◆ Stated task ◆
Please print all of the material below, word for word.

◆ Materials provided ◆

#####

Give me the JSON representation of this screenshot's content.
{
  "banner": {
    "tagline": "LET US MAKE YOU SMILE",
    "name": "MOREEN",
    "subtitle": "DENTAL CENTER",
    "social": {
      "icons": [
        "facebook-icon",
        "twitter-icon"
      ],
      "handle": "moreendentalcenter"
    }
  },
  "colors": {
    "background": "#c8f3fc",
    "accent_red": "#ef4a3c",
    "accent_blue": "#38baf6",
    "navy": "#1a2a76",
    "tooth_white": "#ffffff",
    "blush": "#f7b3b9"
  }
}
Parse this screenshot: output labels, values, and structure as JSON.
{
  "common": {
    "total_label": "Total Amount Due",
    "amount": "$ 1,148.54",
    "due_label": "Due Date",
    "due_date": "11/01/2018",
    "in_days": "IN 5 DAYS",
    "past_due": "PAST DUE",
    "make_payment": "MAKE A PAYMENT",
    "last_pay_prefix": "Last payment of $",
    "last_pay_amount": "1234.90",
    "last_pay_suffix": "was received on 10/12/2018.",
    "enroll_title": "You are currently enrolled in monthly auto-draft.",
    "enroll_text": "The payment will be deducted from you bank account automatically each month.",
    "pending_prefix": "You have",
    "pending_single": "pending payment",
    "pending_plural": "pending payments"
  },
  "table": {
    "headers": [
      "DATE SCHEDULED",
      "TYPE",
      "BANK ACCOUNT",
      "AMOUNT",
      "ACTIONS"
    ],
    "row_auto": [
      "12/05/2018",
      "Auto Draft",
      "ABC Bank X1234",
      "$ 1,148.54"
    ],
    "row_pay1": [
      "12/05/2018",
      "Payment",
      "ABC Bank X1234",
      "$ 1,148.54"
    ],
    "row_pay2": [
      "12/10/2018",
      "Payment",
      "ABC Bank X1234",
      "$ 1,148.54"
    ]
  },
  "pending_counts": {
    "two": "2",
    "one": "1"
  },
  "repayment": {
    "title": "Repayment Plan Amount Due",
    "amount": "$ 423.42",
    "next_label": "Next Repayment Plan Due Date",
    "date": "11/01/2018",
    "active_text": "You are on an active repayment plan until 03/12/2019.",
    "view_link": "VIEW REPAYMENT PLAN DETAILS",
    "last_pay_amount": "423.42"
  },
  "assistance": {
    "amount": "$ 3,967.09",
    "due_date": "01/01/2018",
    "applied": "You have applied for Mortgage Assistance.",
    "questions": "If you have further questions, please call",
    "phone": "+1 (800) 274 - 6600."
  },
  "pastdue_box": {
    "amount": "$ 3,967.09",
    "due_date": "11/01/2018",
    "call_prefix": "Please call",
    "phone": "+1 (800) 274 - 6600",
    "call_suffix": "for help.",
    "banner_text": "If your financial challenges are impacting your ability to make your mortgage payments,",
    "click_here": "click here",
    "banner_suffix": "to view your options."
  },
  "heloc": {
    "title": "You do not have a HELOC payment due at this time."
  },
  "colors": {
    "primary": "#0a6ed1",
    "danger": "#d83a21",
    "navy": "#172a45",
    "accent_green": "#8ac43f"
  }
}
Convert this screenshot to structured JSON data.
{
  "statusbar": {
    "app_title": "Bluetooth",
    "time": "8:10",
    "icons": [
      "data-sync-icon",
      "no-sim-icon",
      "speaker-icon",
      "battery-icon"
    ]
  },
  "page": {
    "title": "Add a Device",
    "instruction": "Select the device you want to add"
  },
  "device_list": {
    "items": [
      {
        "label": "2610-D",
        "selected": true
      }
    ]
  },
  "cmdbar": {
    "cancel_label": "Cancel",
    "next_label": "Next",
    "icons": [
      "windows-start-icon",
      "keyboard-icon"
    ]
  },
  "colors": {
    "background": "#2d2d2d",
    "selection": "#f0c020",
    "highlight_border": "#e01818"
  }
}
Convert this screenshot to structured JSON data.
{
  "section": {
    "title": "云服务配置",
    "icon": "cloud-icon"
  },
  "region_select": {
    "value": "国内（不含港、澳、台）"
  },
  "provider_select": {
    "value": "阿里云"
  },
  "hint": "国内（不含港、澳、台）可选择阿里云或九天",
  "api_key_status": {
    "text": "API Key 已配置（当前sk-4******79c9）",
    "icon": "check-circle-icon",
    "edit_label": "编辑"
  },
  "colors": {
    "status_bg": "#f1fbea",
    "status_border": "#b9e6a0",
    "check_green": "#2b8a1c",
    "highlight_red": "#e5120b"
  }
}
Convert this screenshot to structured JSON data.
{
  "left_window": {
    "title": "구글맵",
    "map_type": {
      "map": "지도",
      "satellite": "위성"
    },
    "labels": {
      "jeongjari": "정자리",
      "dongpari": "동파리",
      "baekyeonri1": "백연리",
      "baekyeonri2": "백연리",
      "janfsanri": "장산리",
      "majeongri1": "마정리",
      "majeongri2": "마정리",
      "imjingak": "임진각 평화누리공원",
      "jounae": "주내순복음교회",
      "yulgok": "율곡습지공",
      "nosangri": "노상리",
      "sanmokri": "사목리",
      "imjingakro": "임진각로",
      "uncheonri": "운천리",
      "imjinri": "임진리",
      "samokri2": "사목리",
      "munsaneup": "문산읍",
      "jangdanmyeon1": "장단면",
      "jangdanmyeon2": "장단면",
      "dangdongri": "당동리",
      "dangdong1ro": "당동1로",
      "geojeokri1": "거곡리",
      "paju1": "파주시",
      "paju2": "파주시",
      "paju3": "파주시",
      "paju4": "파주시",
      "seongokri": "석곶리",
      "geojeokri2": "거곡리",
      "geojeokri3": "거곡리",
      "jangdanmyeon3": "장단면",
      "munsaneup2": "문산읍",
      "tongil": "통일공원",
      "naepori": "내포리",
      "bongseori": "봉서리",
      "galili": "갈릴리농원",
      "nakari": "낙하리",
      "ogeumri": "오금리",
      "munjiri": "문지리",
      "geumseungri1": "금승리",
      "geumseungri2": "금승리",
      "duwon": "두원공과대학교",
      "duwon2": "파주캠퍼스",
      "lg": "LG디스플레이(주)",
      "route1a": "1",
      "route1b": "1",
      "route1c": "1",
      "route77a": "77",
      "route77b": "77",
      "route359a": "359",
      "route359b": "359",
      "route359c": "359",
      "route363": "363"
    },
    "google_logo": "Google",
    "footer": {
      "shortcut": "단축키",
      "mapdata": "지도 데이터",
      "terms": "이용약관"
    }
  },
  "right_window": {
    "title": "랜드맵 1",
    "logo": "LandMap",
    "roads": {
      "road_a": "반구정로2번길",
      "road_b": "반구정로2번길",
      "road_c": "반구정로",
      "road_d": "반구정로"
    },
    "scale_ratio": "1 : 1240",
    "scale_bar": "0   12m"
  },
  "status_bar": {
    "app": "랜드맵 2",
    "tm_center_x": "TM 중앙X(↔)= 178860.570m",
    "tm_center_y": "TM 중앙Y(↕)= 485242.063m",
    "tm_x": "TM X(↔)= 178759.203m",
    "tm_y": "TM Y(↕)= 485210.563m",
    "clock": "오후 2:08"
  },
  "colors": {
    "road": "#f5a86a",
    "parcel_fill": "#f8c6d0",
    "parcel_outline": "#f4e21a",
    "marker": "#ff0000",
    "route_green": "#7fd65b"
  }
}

#####

◆ The solution ◆
Give me the JSON representation of this screenshot's content.
{
  "banner": {
    "tagline": "LET US MAKE YOU SMILE",
    "name": "MOREEN",
    "subtitle": "DENTAL CENTER",
    "social": {
      "icons": [
        "facebook-icon",
        "twitter-icon"
      ],
      "handle": "moreendentalcenter"
    }
  },
  "colors": {
    "background": "#c8f3fc",
    "accent_red": "#ef4a3c",
    "accent_blue": "#38baf6",
    "navy": "#1a2a76",
    "tooth_white": "#ffffff",
    "blush": "#f7b3b9"
  }
}
Parse this screenshot: output labels, values, and structure as JSON.
{
  "common": {
    "total_label": "Total Amount Due",
    "amount": "$ 1,148.54",
    "due_label": "Due Date",
    "due_date": "11/01/2018",
    "in_days": "IN 5 DAYS",
    "past_due": "PAST DUE",
    "make_payment": "MAKE A PAYMENT",
    "last_pay_prefix": "Last payment of $",
    "last_pay_amount": "1234.90",
    "last_pay_suffix": "was received on 10/12/2018.",
    "enroll_title": "You are currently enrolled in monthly auto-draft.",
    "enroll_text": "The payment will be deducted from you bank account automatically each month.",
    "pending_prefix": "You have",
    "pending_single": "pending payment",
    "pending_plural": "pending payments"
  },
  "table": {
    "headers": [
      "DATE SCHEDULED",
      "TYPE",
      "BANK ACCOUNT",
      "AMOUNT",
      "ACTIONS"
    ],
    "row_auto": [
      "12/05/2018",
      "Auto Draft",
      "ABC Bank X1234",
      "$ 1,148.54"
    ],
    "row_pay1": [
      "12/05/2018",
      "Payment",
      "ABC Bank X1234",
      "$ 1,148.54"
    ],
    "row_pay2": [
      "12/10/2018",
      "Payment",
      "ABC Bank X1234",
      "$ 1,148.54"
    ]
  },
  "pending_counts": {
    "two": "2",
    "one": "1"
  },
  "repayment": {
    "title": "Repayment Plan Amount Due",
    "amount": "$ 423.42",
    "next_label": "Next Repayment Plan Due Date",
    "date": "11/01/2018",
    "active_text": "You are on an active repayment plan until 03/12/2019.",
    "view_link": "VIEW REPAYMENT PLAN DETAILS",
    "last_pay_amount": "423.42"
  },
  "assistance": {
    "amount": "$ 3,967.09",
    "due_date": "01/01/2018",
    "applied": "You have applied for Mortgage Assistance.",
    "questions": "If you have further questions, please call",
    "phone": "+1 (800) 274 - 6600."
  },
  "pastdue_box": {
    "amount": "$ 3,967.09",
    "due_date": "11/01/2018",
    "call_prefix": "Please call",
    "phone": "+1 (800) 274 - 6600",
    "call_suffix": "for help.",
    "banner_text": "If your financial challenges are impacting your ability to make your mortgage payments,",
    "click_here": "click here",
    "banner_suffix": "to view your options."
  },
  "heloc": {
    "title": "You do not have a HELOC payment due at this time."
  },
  "colors": {
    "primary": "#0a6ed1",
    "danger": "#d83a21",
    "navy": "#172a45",
    "accent_green": "#8ac43f"
  }
}
Convert this screenshot to structured JSON data.
{
  "statusbar": {
    "app_title": "Bluetooth",
    "time": "8:10",
    "icons": [
      "data-sync-icon",
      "no-sim-icon",
      "speaker-icon",
      "battery-icon"
    ]
  },
  "page": {
    "title": "Add a Device",
    "instruction": "Select the device you want to add"
  },
  "device_list": {
    "items": [
      {
        "label": "2610-D",
        "selected": true
      }
    ]
  },
  "cmdbar": {
    "cancel_label": "Cancel",
    "next_label": "Next",
    "icons": [
      "windows-start-icon",
      "keyboard-icon"
    ]
  },
  "colors": {
    "background": "#2d2d2d",
    "selection": "#f0c020",
    "highlight_border": "#e01818"
  }
}
Convert this screenshot to structured JSON data.
{
  "section": {
    "title": "云服务配置",
    "icon": "cloud-icon"
  },
  "region_select": {
    "value": "国内（不含港、澳、台）"
  },
  "provider_select": {
    "value": "阿里云"
  },
  "hint": "国内（不含港、澳、台）可选择阿里云或九天",
  "api_key_status": {
    "text": "API Key 已配置（当前sk-4******79c9）",
    "icon": "check-circle-icon",
    "edit_label": "编辑"
  },
  "colors": {
    "status_bg": "#f1fbea",
    "status_border": "#b9e6a0",
    "check_green": "#2b8a1c",
    "highlight_red": "#e5120b"
  }
}
Convert this screenshot to structured JSON data.
{
  "left_window": {
    "title": "구글맵",
    "map_type": {
      "map": "지도",
      "satellite": "위성"
    },
    "labels": {
      "jeongjari": "정자리",
      "dongpari": "동파리",
      "baekyeonri1": "백연리",
      "baekyeonri2": "백연리",
      "janfsanri": "장산리",
      "majeongri1": "마정리",
      "majeongri2": "마정리",
      "imjingak": "임진각 평화누리공원",
      "jounae": "주내순복음교회",
      "yulgok": "율곡습지공",
      "nosangri": "노상리",
      "sanmokri": "사목리",
      "imjingakro": "임진각로",
      "uncheonri": "운천리",
      "imjinri": "임진리",
      "samokri2": "사목리",
      "munsaneup": "문산읍",
      "jangdanmyeon1": "장단면",
      "jangdanmyeon2": "장단면",
      "dangdongri": "당동리",
      "dangdong1ro": "당동1로",
      "geojeokri1": "거곡리",
      "paju1": "파주시",
      "paju2": "파주시",
      "paju3": "파주시",
      "paju4": "파주시",
      "seongokri": "석곶리",
      "geojeokri2": "거곡리",
      "geojeokri3": "거곡리",
      "jangdanmyeon3": "장단면",
      "munsaneup2": "문산읍",
      "tongil": "통일공원",
      "naepori": "내포리",
      "bongseori": "봉서리",
      "galili": "갈릴리농원",
      "nakari": "낙하리",
      "ogeumri": "오금리",
      "munjiri": "문지리",
      "geumseungri1": "금승리",
      "geumseungri2": "금승리",
      "duwon": "두원공과대학교",
      "duwon2": "파주캠퍼스",
      "lg": "LG디스플레이(주)",
      "route1a": "1",
      "route1b": "1",
      "route1c": "1",
      "route77a": "77",
      "route77b": "77",
      "route359a": "359",
      "route359b": "359",
      "route359c": "359",
      "route363": "363"
    },
    "google_logo": "Google",
    "footer": {
      "shortcut": "단축키",
      "mapdata": "지도 데이터",
      "terms": "이용약관"
    }
  },
  "right_window": {
    "title": "랜드맵 1",
    "logo": "LandMap",
    "roads": {
      "road_a": "반구정로2번길",
      "road_b": "반구정로2번길",
      "road_c": "반구정로",
      "road_d": "반구정로"
    },
    "scale_ratio": "1 : 1240",
    "scale_bar": "0   12m"
  },
  "status_bar": {
    "app": "랜드맵 2",
    "tm_center_x": "TM 중앙X(↔)= 178860.570m",
    "tm_center_y": "TM 중앙Y(↕)= 485242.063m",
    "tm_x": "TM X(↔)= 178759.203m",
    "tm_y": "TM Y(↕)= 485210.563m",
    "clock": "오후 2:08"
  },
  "colors": {
    "road": "#f5a86a",
    "parcel_fill": "#f8c6d0",
    "parcel_outline": "#f4e21a",
    "marker": "#ff0000",
    "route_green": "#7fd65b"
  }
}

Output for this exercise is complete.